Read through the entries below and return each line with the word "style".

##### Data

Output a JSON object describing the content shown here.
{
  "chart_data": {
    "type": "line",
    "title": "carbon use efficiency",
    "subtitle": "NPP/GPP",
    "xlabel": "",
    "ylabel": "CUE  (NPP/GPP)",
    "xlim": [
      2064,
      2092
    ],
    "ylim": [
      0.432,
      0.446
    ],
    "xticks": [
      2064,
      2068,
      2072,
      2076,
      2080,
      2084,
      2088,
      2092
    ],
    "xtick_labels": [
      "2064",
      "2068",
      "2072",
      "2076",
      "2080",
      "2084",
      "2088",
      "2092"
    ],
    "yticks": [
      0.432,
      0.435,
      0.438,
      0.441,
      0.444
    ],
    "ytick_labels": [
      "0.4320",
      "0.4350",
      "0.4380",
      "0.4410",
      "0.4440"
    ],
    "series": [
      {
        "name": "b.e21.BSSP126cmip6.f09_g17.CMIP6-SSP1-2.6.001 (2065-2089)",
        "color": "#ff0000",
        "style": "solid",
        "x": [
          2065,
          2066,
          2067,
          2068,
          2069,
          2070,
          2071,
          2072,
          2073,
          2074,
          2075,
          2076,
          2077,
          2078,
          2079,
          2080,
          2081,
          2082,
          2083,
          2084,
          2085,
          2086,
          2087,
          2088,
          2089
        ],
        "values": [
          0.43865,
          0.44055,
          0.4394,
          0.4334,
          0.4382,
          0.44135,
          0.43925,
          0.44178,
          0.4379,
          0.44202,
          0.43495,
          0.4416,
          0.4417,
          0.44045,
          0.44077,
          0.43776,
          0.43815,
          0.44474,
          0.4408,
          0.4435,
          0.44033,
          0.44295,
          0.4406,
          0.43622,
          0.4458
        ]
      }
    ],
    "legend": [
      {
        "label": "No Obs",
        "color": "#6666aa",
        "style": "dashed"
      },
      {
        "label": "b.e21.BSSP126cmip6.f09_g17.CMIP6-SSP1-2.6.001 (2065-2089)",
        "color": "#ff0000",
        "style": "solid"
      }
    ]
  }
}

##########

§ **Answer to the problem**
        "style": "solid",
        "style": "dashed"
        "style": "solid"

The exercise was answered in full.